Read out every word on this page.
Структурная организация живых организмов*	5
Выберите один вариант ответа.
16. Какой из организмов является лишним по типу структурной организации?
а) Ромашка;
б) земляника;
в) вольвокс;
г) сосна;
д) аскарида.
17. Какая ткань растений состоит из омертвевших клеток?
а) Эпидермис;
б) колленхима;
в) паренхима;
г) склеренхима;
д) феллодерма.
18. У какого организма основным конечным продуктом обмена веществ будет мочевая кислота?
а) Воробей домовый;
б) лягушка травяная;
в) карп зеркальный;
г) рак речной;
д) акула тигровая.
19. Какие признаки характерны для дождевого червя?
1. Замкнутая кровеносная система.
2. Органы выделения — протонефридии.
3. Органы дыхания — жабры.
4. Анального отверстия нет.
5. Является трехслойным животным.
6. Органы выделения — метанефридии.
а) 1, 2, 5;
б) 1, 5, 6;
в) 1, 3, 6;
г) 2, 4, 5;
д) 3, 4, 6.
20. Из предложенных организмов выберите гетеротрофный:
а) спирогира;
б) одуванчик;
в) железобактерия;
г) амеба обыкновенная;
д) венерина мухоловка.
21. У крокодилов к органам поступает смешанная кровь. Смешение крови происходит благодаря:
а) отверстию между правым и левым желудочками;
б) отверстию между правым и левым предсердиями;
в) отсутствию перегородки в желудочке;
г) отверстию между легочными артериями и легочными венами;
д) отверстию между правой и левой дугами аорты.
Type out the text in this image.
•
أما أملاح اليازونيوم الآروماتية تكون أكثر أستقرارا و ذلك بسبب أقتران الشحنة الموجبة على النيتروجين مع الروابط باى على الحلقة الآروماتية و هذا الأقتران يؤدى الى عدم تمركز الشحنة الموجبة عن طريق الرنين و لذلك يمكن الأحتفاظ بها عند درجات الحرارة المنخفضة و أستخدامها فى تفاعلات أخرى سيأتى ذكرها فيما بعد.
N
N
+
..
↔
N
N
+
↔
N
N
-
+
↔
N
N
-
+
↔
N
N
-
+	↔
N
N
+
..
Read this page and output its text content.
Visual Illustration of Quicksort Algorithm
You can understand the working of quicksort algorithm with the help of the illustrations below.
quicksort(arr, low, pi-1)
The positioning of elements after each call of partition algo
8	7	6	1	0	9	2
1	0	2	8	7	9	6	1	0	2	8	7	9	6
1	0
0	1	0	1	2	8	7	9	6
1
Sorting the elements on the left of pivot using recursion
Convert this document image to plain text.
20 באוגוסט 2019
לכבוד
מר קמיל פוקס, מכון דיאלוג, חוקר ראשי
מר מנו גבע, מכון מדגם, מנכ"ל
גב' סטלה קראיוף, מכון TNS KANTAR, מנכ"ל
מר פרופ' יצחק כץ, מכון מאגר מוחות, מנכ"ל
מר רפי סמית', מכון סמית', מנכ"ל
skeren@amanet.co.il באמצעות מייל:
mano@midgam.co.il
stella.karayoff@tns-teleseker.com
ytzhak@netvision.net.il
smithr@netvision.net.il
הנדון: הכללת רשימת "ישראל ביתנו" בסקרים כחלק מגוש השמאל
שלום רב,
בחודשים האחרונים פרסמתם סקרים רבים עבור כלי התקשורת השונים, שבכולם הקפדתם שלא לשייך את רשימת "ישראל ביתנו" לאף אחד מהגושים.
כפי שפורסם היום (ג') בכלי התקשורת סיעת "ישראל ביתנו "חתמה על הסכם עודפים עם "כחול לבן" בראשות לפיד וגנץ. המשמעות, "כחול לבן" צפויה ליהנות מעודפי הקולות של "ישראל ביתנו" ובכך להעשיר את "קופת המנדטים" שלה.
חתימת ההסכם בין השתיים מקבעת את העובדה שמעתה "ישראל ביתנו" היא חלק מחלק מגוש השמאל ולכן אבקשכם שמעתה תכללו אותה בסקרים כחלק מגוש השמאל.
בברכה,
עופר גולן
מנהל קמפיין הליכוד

┄┄┄┄┄┄┄┄┄┄┄┄┄┄┄┄┄┄┄┄

EXERCISE :: Filter the records above and return every line that holds the word "организмов".

TASK RESPONSE ::
Структурная организация живых организмов*	5
16. Какой из организмов является лишним по типу структурной организации?
20. Из предложенных организмов выберите гетеротрофный:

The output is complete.